不是的,中医研究院呢是一个研究机构,理工医、工程、物理等等什么都有。我是学免疫学的,因为我研究生学的是免疫学,在那里工作了三年。
那是什么契机让您出国的呢?
当时是处于出国热嘛!我们也算是中国第一代到北京打拼的青年,自己联系好出国通道,读完了研究生,视野开阔了一点。硕士生阶段很重要,像我们当时的本科生,大多还是群体生活嘛!到了硕士生阶段就独立出来成为了个体,相互之间独立性就很强,没有人去帮你做任何事情,每个人就做好每个人的研究,独立出来独立主权就强,硕士出来我要读博士去,到哪里读博士?这个都是自己决定的,当时国内基本没有招博士的,很少很少。
那也是那个时代下孕育出来的,当时那一代的年轻人也是时代的产物。
是的,就是当时的时代背景嘛!当时的年轻人敢想敢做。我觉得现在的00后就不一定会有这种冲劲,为什么?独生子女等等原因让现在的年轻人顾虑变多了。
在国外独自求学是很难的,不仅生活习惯上是一大障碍,语言也是很重要的一道难关。而且当时那个年代英语并没有像现在这样强调和重视,也没有那么普及,我特别想知道,对于学习英语您是怎么坚持下来的呢 ?
英语是国际通行语言,也是一门很简单易学的语言,没有任何借口不掌握它。 我的英文基础是在硕士阶段打下的。意识到英文的重要性和自己的缺失,我花了大力气来解决读说听写. 每天空余时间全用来听英语台播音,CNN,BBC,VOA,Radio Beijing,CCTV 星期日英语等等. 强化大约半年之后感觉就有了。
我采访过很多医学的校友,很多年代的都有,让我有一种感觉。当时您那个年代,学医的学生大多都很专注,不过我知道医学生学制比较长,其实这也就验证了一个道理吧:如果在这个领域你要有所建树就必须要足够长的时间去沉淀,要付出的时间、精力可能要比常人多几倍。
我们要读的教科书太多,有四十多门课,每一门都是记出来的,背出来的。医学有一个特点就是确实很多是死记硬背的东西,要非常刻苦,这个没有懒可以偷的。还有一个特点,西方很多都是做研究的,这也给我们当时这批人创造了一个契机......
当我们感叹当时医学坏境的艰难,也不由感叹当时年轻人的独立思维和能力,一步一个脚印,全部是自己布置规划。
志向,不停追逐
您那个时候为什么会想学医呀?
学医?我数理不好,相比之下语文不错,记忆力好,背书不错,当时也没有什么文科理科,也就是自己学,学医就更适合我。
那您是不是立志当医生呢?

****

• **任务说明**: 判断下列三条说法是否与这篇访谈相符,逐条回答"是"或"否",并照录访谈中起决定作用的原句。1. 受访者研究生阶段学的是免疫学。2. 受访者的英文基础是在本科阶段打下的。3. 受访者选择学医是因为数理成绩好。

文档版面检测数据
****

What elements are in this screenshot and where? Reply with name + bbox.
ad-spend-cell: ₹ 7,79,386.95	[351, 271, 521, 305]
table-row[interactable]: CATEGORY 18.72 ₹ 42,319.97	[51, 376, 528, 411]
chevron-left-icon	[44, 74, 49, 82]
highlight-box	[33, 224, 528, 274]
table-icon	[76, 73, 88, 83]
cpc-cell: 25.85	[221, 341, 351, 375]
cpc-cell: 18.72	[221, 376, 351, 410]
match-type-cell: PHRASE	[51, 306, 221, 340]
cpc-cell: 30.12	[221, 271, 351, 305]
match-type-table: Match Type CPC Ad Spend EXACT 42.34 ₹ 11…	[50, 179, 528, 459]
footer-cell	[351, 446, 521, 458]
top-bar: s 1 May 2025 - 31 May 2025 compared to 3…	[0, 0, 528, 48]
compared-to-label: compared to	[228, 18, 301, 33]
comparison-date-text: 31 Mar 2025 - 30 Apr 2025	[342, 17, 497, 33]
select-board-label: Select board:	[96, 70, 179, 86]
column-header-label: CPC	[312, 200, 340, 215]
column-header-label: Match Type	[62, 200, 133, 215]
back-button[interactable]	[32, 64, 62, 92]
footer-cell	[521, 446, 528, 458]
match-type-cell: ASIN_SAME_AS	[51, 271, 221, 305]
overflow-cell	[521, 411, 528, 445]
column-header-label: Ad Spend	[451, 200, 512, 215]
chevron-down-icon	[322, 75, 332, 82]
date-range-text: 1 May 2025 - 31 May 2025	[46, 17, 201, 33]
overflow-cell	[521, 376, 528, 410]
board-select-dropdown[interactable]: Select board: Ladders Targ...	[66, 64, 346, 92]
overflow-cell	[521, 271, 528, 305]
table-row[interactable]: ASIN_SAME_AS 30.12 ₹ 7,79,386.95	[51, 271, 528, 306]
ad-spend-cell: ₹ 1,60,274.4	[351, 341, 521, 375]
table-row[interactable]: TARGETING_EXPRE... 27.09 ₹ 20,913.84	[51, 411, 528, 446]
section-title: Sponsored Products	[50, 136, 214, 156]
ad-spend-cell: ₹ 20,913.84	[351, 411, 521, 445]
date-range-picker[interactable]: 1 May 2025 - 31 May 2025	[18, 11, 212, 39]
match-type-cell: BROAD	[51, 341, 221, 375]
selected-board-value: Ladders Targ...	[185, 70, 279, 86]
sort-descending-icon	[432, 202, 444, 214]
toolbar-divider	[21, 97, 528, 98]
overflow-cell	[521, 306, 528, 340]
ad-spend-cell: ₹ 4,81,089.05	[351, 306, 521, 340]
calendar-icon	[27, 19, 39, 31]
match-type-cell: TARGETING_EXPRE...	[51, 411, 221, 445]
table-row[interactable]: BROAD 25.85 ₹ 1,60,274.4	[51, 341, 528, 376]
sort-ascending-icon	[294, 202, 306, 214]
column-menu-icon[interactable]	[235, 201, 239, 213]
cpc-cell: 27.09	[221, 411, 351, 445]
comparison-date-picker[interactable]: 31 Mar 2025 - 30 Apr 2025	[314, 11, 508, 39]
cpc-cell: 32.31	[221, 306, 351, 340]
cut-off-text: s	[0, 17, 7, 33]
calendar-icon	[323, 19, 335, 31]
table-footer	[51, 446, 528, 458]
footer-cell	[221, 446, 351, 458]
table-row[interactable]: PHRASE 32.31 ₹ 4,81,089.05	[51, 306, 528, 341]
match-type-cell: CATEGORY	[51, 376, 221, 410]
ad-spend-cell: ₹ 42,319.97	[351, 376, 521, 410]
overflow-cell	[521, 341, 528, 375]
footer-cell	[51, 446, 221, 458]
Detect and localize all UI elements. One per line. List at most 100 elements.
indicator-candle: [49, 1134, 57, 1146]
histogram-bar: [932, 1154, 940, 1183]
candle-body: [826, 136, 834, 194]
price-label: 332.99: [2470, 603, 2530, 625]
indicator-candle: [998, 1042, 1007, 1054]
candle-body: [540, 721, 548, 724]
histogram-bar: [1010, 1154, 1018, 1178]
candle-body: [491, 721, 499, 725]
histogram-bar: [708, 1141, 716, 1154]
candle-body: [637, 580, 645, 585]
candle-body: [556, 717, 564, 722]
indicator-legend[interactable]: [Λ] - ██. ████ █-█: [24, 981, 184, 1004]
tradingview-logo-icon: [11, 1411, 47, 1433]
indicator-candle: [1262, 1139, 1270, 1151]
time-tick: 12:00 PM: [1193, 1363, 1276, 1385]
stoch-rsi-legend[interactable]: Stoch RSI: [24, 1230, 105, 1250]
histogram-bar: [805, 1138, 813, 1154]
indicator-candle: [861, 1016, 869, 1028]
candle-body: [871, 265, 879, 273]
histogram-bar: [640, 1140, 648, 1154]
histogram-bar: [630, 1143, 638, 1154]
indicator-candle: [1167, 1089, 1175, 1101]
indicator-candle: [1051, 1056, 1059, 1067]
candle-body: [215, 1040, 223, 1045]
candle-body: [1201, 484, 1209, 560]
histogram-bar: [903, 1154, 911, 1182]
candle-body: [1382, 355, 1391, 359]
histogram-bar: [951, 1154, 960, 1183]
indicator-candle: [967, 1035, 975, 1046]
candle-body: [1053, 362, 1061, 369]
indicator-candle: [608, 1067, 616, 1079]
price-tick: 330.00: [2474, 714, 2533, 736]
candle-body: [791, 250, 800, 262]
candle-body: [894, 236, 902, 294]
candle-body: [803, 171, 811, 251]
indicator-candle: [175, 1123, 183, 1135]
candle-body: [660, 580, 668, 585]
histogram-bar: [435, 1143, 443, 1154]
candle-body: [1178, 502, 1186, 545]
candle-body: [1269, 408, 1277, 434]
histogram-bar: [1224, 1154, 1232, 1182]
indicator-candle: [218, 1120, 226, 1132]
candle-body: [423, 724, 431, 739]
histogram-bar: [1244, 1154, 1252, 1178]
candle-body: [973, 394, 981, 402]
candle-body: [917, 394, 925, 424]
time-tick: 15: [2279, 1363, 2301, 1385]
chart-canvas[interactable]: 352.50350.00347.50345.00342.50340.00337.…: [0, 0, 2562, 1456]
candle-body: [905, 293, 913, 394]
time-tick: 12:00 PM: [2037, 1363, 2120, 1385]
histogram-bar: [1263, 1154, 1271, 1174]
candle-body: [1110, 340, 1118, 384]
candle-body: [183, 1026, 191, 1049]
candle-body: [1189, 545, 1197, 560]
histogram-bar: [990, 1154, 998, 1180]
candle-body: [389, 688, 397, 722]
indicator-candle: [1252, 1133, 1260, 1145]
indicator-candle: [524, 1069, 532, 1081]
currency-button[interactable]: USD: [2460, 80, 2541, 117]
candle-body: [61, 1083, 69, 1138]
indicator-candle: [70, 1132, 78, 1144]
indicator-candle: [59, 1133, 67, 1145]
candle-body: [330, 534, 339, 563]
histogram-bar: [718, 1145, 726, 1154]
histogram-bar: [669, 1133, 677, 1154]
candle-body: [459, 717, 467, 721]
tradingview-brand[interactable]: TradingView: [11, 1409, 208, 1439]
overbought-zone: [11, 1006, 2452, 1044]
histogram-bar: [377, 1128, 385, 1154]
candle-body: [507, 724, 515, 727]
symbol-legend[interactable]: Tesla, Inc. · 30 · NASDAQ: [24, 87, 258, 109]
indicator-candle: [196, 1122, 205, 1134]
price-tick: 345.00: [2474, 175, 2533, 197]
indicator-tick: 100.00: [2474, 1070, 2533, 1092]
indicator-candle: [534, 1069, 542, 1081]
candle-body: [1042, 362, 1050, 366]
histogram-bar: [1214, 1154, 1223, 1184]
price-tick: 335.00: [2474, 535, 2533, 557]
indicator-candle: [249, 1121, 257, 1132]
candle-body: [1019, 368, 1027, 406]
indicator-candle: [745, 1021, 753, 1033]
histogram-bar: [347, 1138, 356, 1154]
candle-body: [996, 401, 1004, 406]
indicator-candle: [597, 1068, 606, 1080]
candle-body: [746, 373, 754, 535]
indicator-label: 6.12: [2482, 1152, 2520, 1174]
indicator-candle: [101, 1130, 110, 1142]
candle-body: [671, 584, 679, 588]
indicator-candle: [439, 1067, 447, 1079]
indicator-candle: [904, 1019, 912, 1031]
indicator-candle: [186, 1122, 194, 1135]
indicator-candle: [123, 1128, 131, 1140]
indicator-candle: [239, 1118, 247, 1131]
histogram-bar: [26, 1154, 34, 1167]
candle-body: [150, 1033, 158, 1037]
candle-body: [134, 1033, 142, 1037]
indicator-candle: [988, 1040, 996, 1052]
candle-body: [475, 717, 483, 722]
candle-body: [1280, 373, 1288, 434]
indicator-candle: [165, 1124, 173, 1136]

****

• **任务输出**:
1. 是。"因为我研究生学的是免疫学"
2. 否。"我的英文基础是在硕士阶段打下的。"
3. 否。"我数理不好,相比之下语文不错"